### Required task
Omit every picture and write out the rest of the records exactly.

### Supplied data
════════════════
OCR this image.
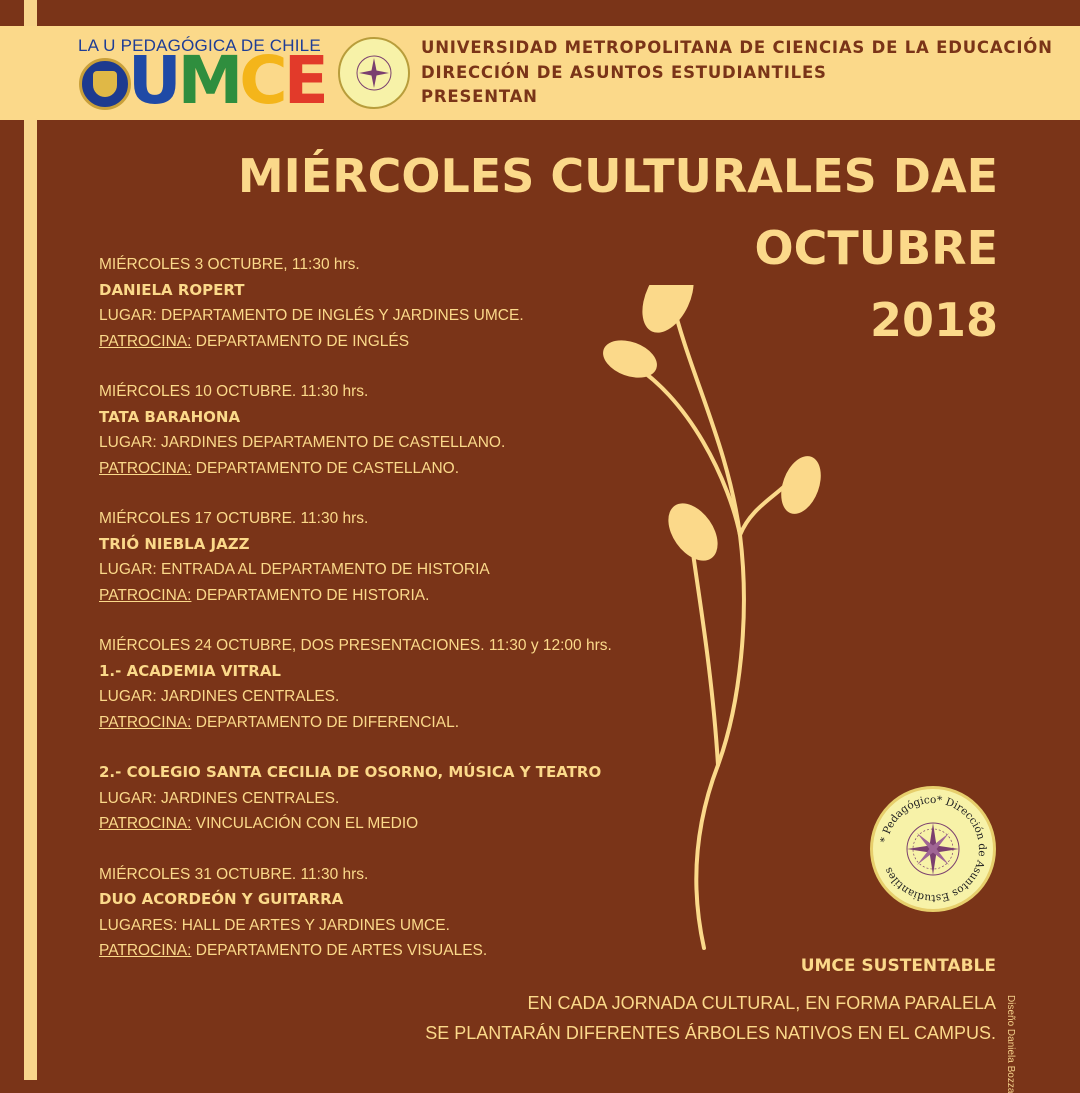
LA U PEDAGÓGICA DE CHILE
UMCE	UNIVERSIDAD METROPOLITANA DE CIENCIAS DE LA EDUCACIÓN
DIRECCIÓN DE ASUNTOS ESTUDIANTILES
PRESENTAN
MIÉRCOLES CULTURALES DAE
OCTUBRE
2018
MIÉRCOLES 3 OCTUBRE, 11:30 hrs.
DANIELA ROPERT
LUGAR: DEPARTAMENTO DE INGLÉS Y JARDINES UMCE.
PATROCINA: DEPARTAMENTO DE INGLÉS
MIÉRCOLES 10 OCTUBRE. 11:30 hrs.
TATA BARAHONA
LUGAR: JARDINES DEPARTAMENTO DE CASTELLANO.
PATROCINA: DEPARTAMENTO DE CASTELLANO.
MIÉRCOLES 17 OCTUBRE. 11:30 hrs.
TRIÓ NIEBLA JAZZ
LUGAR: ENTRADA AL DEPARTAMENTO DE HISTORIA
PATROCINA: DEPARTAMENTO DE HISTORIA.
MIÉRCOLES 24 OCTUBRE, DOS PRESENTACIONES. 11:30 y 12:00 hrs.
1.- ACADEMIA VITRAL
LUGAR: JARDINES CENTRALES.
PATROCINA: DEPARTAMENTO DE DIFERENCIAL.
2.- COLEGIO SANTA CECILIA DE OSORNO, MÚSICA Y TEATRO
LUGAR: JARDINES CENTRALES.
PATROCINA: VINCULACIÓN CON EL MEDIO
MIÉRCOLES 31 OCTUBRE. 11:30 hrs.
DUO ACORDEÓN Y GUITARRA
LUGARES: HALL DE ARTES Y JARDINES UMCE.
PATROCINA: DEPARTAMENTO DE ARTES VISUALES.
* Pedagógico* Dirección de Asuntos Estudiantiles
UMCE SUSTENTABLE
EN CADA JORNADA CULTURAL, EN FORMA PARALELA
SE PLANTARÁN DIFERENTES ÁRBOLES NATIVOS EN EL CAMPUS. Diseño Daniela Bozza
════════════════
### Correct result
OCR this image.
LA U PEDAGÓGICA DE CHILE
UMCE	UNIVERSIDAD METROPOLITANA DE CIENCIAS DE LA EDUCACIÓN
DIRECCIÓN DE ASUNTOS ESTUDIANTILES
PRESENTAN
MIÉRCOLES CULTURALES DAE
OCTUBRE
2018
MIÉRCOLES 3 OCTUBRE, 11:30 hrs.
DANIELA ROPERT
LUGAR: DEPARTAMENTO DE INGLÉS Y JARDINES UMCE.
PATROCINA: DEPARTAMENTO DE INGLÉS
MIÉRCOLES 10 OCTUBRE. 11:30 hrs.
TATA BARAHONA
LUGAR: JARDINES DEPARTAMENTO DE CASTELLANO.
PATROCINA: DEPARTAMENTO DE CASTELLANO.
MIÉRCOLES 17 OCTUBRE. 11:30 hrs.
TRIÓ NIEBLA JAZZ
LUGAR: ENTRADA AL DEPARTAMENTO DE HISTORIA
PATROCINA: DEPARTAMENTO DE HISTORIA.
MIÉRCOLES 24 OCTUBRE, DOS PRESENTACIONES. 11:30 y 12:00 hrs.
1.- ACADEMIA VITRAL
LUGAR: JARDINES CENTRALES.
PATROCINA: DEPARTAMENTO DE DIFERENCIAL.
2.- COLEGIO SANTA CECILIA DE OSORNO, MÚSICA Y TEATRO
LUGAR: JARDINES CENTRALES.
PATROCINA: VINCULACIÓN CON EL MEDIO
MIÉRCOLES 31 OCTUBRE. 11:30 hrs.
DUO ACORDEÓN Y GUITARRA
LUGARES: HALL DE ARTES Y JARDINES UMCE.
PATROCINA: DEPARTAMENTO DE ARTES VISUALES.
* Pedagógico* Dirección de Asuntos Estudiantiles
UMCE SUSTENTABLE
EN CADA JORNADA CULTURAL, EN FORMA PARALELA
SE PLANTARÁN DIFERENTES ÁRBOLES NATIVOS EN EL CAMPUS. Diseño Daniela Bozza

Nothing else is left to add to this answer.